[Begin EXTRACTED ENTRIES]
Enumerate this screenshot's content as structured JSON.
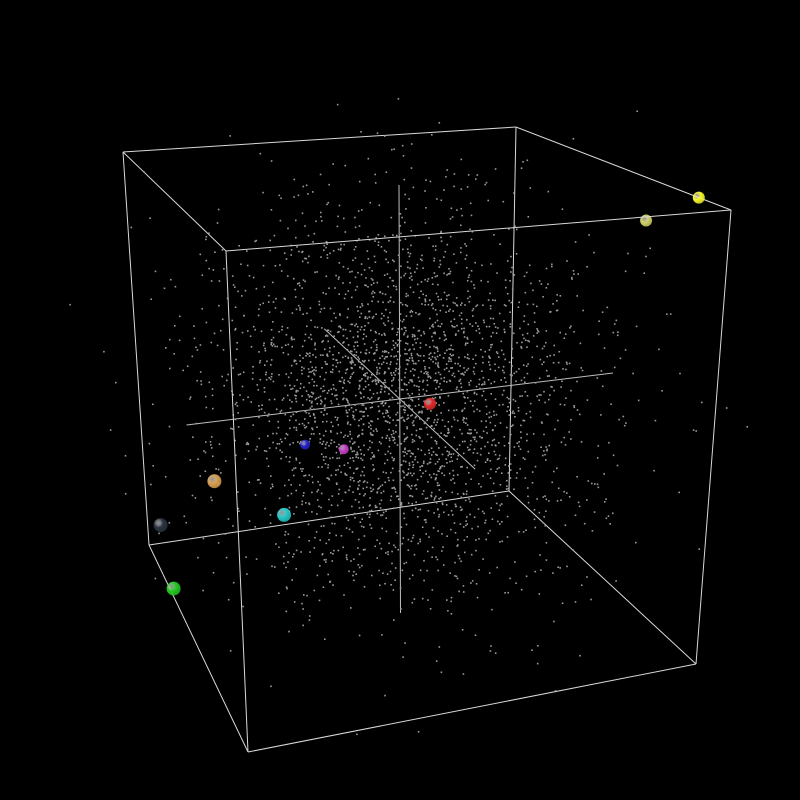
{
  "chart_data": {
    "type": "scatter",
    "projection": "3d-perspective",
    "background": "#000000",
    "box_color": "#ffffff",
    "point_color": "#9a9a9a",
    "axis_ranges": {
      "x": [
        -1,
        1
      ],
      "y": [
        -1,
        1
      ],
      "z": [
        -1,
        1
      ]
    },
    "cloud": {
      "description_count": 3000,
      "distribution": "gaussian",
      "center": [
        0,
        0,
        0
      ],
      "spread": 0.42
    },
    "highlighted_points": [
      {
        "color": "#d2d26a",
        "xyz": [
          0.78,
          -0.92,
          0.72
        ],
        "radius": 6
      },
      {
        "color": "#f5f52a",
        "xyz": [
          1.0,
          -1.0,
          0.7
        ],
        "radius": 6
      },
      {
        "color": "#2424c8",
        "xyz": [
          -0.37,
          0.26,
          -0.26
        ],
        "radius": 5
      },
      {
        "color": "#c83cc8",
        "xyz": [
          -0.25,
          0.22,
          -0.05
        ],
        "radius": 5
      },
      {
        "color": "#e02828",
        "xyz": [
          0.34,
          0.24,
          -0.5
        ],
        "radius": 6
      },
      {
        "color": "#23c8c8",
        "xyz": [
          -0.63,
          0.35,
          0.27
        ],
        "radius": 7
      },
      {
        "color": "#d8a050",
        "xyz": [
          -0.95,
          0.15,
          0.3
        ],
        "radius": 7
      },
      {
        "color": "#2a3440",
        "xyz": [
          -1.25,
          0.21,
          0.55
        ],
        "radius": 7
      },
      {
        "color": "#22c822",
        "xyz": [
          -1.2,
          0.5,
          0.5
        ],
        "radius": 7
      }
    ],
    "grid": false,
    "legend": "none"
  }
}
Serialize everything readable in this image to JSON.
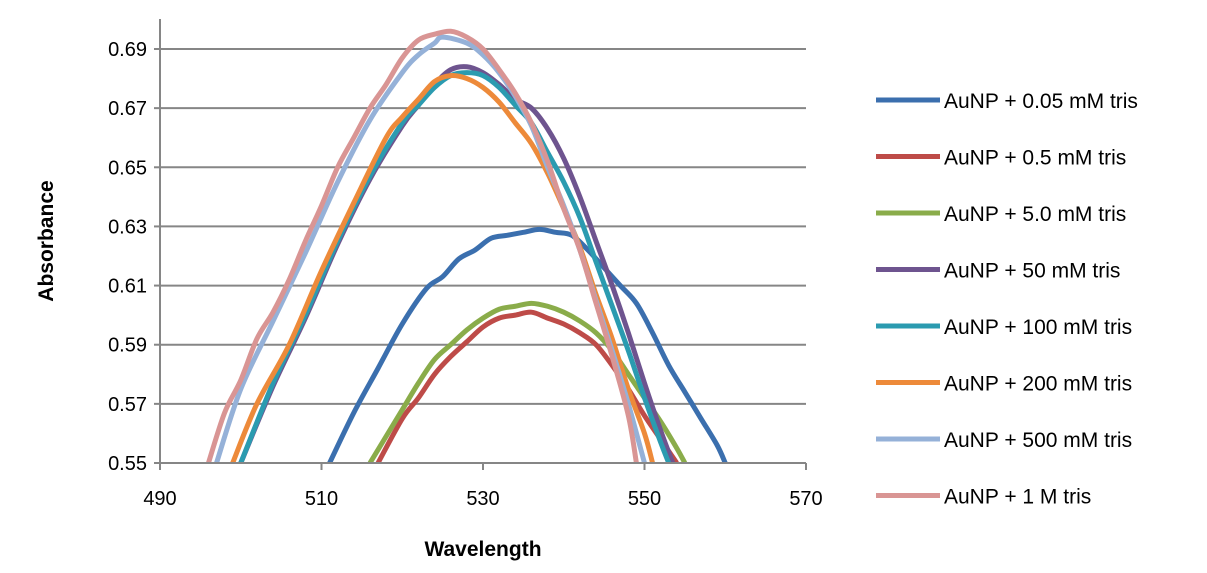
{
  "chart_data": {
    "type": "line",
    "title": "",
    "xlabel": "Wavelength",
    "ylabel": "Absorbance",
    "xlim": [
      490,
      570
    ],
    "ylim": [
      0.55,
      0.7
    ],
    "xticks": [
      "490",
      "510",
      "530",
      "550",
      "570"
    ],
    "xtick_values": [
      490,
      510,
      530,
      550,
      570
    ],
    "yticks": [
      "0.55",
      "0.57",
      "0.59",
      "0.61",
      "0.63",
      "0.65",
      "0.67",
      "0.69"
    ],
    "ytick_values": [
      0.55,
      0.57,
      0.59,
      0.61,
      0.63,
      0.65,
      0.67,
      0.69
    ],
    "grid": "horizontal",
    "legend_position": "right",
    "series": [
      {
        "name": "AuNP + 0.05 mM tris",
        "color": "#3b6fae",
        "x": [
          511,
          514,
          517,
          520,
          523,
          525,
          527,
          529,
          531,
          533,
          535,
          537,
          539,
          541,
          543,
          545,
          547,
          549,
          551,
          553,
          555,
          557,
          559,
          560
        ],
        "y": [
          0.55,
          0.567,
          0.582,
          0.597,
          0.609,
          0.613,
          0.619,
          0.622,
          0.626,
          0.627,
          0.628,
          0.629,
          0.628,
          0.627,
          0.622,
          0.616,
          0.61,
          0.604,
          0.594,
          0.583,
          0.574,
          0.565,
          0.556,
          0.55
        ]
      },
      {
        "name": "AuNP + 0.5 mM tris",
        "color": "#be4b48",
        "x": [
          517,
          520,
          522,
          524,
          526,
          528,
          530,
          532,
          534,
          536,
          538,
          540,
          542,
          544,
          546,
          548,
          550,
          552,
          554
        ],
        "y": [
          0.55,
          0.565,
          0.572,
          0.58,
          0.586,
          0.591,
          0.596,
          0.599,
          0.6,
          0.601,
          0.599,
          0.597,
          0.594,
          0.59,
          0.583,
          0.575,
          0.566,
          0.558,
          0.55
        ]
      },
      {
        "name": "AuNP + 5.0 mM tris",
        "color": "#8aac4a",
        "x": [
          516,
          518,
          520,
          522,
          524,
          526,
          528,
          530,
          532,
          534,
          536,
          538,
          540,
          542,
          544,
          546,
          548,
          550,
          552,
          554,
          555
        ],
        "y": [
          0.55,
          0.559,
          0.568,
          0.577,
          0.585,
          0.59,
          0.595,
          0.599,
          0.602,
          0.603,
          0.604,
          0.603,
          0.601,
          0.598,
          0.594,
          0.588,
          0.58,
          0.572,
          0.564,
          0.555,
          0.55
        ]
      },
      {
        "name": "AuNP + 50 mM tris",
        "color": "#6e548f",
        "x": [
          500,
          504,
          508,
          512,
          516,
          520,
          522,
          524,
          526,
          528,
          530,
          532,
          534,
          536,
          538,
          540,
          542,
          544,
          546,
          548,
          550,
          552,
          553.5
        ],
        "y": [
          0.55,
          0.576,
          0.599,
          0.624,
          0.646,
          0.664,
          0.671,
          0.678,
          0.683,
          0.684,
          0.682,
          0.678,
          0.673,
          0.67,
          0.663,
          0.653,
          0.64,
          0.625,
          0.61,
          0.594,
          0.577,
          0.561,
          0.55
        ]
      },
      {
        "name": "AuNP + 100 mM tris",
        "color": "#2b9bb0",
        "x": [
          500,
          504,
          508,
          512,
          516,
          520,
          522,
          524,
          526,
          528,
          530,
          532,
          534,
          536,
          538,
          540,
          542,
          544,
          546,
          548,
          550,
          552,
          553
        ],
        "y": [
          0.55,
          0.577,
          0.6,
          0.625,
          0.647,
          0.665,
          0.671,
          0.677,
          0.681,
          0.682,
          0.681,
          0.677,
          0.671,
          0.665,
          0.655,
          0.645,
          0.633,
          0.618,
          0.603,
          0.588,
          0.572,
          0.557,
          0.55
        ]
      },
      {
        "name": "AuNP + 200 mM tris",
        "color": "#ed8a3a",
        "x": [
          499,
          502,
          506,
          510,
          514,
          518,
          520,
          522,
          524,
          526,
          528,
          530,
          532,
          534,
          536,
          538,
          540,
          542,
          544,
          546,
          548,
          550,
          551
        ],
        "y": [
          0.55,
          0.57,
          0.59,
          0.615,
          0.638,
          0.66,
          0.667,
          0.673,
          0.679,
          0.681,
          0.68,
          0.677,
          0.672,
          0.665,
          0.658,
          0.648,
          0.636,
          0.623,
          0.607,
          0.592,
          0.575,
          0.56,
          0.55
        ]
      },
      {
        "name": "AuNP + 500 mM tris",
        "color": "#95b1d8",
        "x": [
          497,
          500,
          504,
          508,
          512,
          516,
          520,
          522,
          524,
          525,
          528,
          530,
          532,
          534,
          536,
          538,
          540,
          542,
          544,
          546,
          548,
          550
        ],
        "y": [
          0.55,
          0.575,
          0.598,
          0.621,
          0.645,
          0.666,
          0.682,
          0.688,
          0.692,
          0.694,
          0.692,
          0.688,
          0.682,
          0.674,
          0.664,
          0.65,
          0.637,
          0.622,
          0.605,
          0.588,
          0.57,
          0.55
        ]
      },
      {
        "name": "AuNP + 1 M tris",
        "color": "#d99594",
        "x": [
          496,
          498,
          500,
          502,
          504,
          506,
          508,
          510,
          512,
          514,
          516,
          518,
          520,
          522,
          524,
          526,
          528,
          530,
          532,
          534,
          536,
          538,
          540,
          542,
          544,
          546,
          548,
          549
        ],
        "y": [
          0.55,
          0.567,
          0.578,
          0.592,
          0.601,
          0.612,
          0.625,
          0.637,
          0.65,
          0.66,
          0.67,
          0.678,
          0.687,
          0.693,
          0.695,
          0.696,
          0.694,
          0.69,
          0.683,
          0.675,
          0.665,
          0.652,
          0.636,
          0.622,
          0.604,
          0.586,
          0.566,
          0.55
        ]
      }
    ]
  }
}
[End EXTRACTED ENTRIES]
__AIM OF THE TASK__
Quote the data above in full, leaving out the pictures it holds.

__WORKED ANSWER__
Enumerate this screenshot's content as structured JSON.
{
  "chart_data": {
    "type": "scatter",
    "projection": "3d-perspective",
    "background": "#000000",
    "box_color": "#ffffff",
    "point_color": "#9a9a9a",
    "axis_ranges": {
      "x": [
        -1,
        1
      ],
      "y": [
        -1,
        1
      ],
      "z": [
        -1,
        1
      ]
    },
    "cloud": {
      "description_count": 3000,
      "distribution": "gaussian",
      "center": [
        0,
        0,
        0
      ],
      "spread": 0.42
    },
    "highlighted_points": [
      {
        "color": "#d2d26a",
        "xyz": [
          0.78,
          -0.92,
          0.72
        ],
        "radius": 6
      },
      {
        "color": "#f5f52a",
        "xyz": [
          1.0,
          -1.0,
          0.7
        ],
        "radius": 6
      },
      {
        "color": "#2424c8",
        "xyz": [
          -0.37,
          0.26,
          -0.26
        ],
        "radius": 5
      },
      {
        "color": "#c83cc8",
        "xyz": [
          -0.25,
          0.22,
          -0.05
        ],
        "radius": 5
      },
      {
        "color": "#e02828",
        "xyz": [
          0.34,
          0.24,
          -0.5
        ],
        "radius": 6
      },
      {
        "color": "#23c8c8",
        "xyz": [
          -0.63,
          0.35,
          0.27
        ],
        "radius": 7
      },
      {
        "color": "#d8a050",
        "xyz": [
          -0.95,
          0.15,
          0.3
        ],
        "radius": 7
      },
      {
        "color": "#2a3440",
        "xyz": [
          -1.25,
          0.21,
          0.55
        ],
        "radius": 7
      },
      {
        "color": "#22c822",
        "xyz": [
          -1.2,
          0.5,
          0.5
        ],
        "radius": 7
      }
    ],
    "grid": false,
    "legend": "none"
  }
}
Serialize everything readable in this image to JSON.
{
  "chart_data": {
    "type": "line",
    "title": "",
    "xlabel": "Wavelength",
    "ylabel": "Absorbance",
    "xlim": [
      490,
      570
    ],
    "ylim": [
      0.55,
      0.7
    ],
    "xticks": [
      "490",
      "510",
      "530",
      "550",
      "570"
    ],
    "xtick_values": [
      490,
      510,
      530,
      550,
      570
    ],
    "yticks": [
      "0.55",
      "0.57",
      "0.59",
      "0.61",
      "0.63",
      "0.65",
      "0.67",
      "0.69"
    ],
    "ytick_values": [
      0.55,
      0.57,
      0.59,
      0.61,
      0.63,
      0.65,
      0.67,
      0.69
    ],
    "grid": "horizontal",
    "legend_position": "right",
    "series": [
      {
        "name": "AuNP + 0.05 mM tris",
        "color": "#3b6fae",
        "x": [
          511,
          514,
          517,
          520,
          523,
          525,
          527,
          529,
          531,
          533,
          535,
          537,
          539,
          541,
          543,
          545,
          547,
          549,
          551,
          553,
          555,
          557,
          559,
          560
        ],
        "y": [
          0.55,
          0.567,
          0.582,
          0.597,
          0.609,
          0.613,
          0.619,
          0.622,
          0.626,
          0.627,
          0.628,
          0.629,
          0.628,
          0.627,
          0.622,
          0.616,
          0.61,
          0.604,
          0.594,
          0.583,
          0.574,
          0.565,
          0.556,
          0.55
        ]
      },
      {
        "name": "AuNP + 0.5 mM tris",
        "color": "#be4b48",
        "x": [
          517,
          520,
          522,
          524,
          526,
          528,
          530,
          532,
          534,
          536,
          538,
          540,
          542,
          544,
          546,
          548,
          550,
          552,
          554
        ],
        "y": [
          0.55,
          0.565,
          0.572,
          0.58,
          0.586,
          0.591,
          0.596,
          0.599,
          0.6,
          0.601,
          0.599,
          0.597,
          0.594,
          0.59,
          0.583,
          0.575,
          0.566,
          0.558,
          0.55
        ]
      },
      {
        "name": "AuNP + 5.0 mM tris",
        "color": "#8aac4a",
        "x": [
          516,
          518,
          520,
          522,
          524,
          526,
          528,
          530,
          532,
          534,
          536,
          538,
          540,
          542,
          544,
          546,
          548,
          550,
          552,
          554,
          555
        ],
        "y": [
          0.55,
          0.559,
          0.568,
          0.577,
          0.585,
          0.59,
          0.595,
          0.599,
          0.602,
          0.603,
          0.604,
          0.603,
          0.601,
          0.598,
          0.594,
          0.588,
          0.58,
          0.572,
          0.564,
          0.555,
          0.55
        ]
      },
      {
        "name": "AuNP + 50 mM tris",
        "color": "#6e548f",
        "x": [
          500,
          504,
          508,
          512,
          516,
          520,
          522,
          524,
          526,
          528,
          530,
          532,
          534,
          536,
          538,
          540,
          542,
          544,
          546,
          548,
          550,
          552,
          553.5
        ],
        "y": [
          0.55,
          0.576,
          0.599,
          0.624,
          0.646,
          0.664,
          0.671,
          0.678,
          0.683,
          0.684,
          0.682,
          0.678,
          0.673,
          0.67,
          0.663,
          0.653,
          0.64,
          0.625,
          0.61,
          0.594,
          0.577,
          0.561,
          0.55
        ]
      },
      {
        "name": "AuNP + 100 mM tris",
        "color": "#2b9bb0",
        "x": [
          500,
          504,
          508,
          512,
          516,
          520,
          522,
          524,
          526,
          528,
          530,
          532,
          534,
          536,
          538,
          540,
          542,
          544,
          546,
          548,
          550,
          552,
          553
        ],
        "y": [
          0.55,
          0.577,
          0.6,
          0.625,
          0.647,
          0.665,
          0.671,
          0.677,
          0.681,
          0.682,
          0.681,
          0.677,
          0.671,
          0.665,
          0.655,
          0.645,
          0.633,
          0.618,
          0.603,
          0.588,
          0.572,
          0.557,
          0.55
        ]
      },
      {
        "name": "AuNP + 200 mM tris",
        "color": "#ed8a3a",
        "x": [
          499,
          502,
          506,
          510,
          514,
          518,
          520,
          522,
          524,
          526,
          528,
          530,
          532,
          534,
          536,
          538,
          540,
          542,
          544,
          546,
          548,
          550,
          551
        ],
        "y": [
          0.55,
          0.57,
          0.59,
          0.615,
          0.638,
          0.66,
          0.667,
          0.673,
          0.679,
          0.681,
          0.68,
          0.677,
          0.672,
          0.665,
          0.658,
          0.648,
          0.636,
          0.623,
          0.607,
          0.592,
          0.575,
          0.56,
          0.55
        ]
      },
      {
        "name": "AuNP + 500 mM tris",
        "color": "#95b1d8",
        "x": [
          497,
          500,
          504,
          508,
          512,
          516,
          520,
          522,
          524,
          525,
          528,
          530,
          532,
          534,
          536,
          538,
          540,
          542,
          544,
          546,
          548,
          550
        ],
        "y": [
          0.55,
          0.575,
          0.598,
          0.621,
          0.645,
          0.666,
          0.682,
          0.688,
          0.692,
          0.694,
          0.692,
          0.688,
          0.682,
          0.674,
          0.664,
          0.65,
          0.637,
          0.622,
          0.605,
          0.588,
          0.57,
          0.55
        ]
      },
      {
        "name": "AuNP + 1 M tris",
        "color": "#d99594",
        "x": [
          496,
          498,
          500,
          502,
          504,
          506,
          508,
          510,
          512,
          514,
          516,
          518,
          520,
          522,
          524,
          526,
          528,
          530,
          532,
          534,
          536,
          538,
          540,
          542,
          544,
          546,
          548,
          549
        ],
        "y": [
          0.55,
          0.567,
          0.578,
          0.592,
          0.601,
          0.612,
          0.625,
          0.637,
          0.65,
          0.66,
          0.67,
          0.678,
          0.687,
          0.693,
          0.695,
          0.696,
          0.694,
          0.69,
          0.683,
          0.675,
          0.665,
          0.652,
          0.636,
          0.622,
          0.604,
          0.586,
          0.566,
          0.55
        ]
      }
    ]
  }
}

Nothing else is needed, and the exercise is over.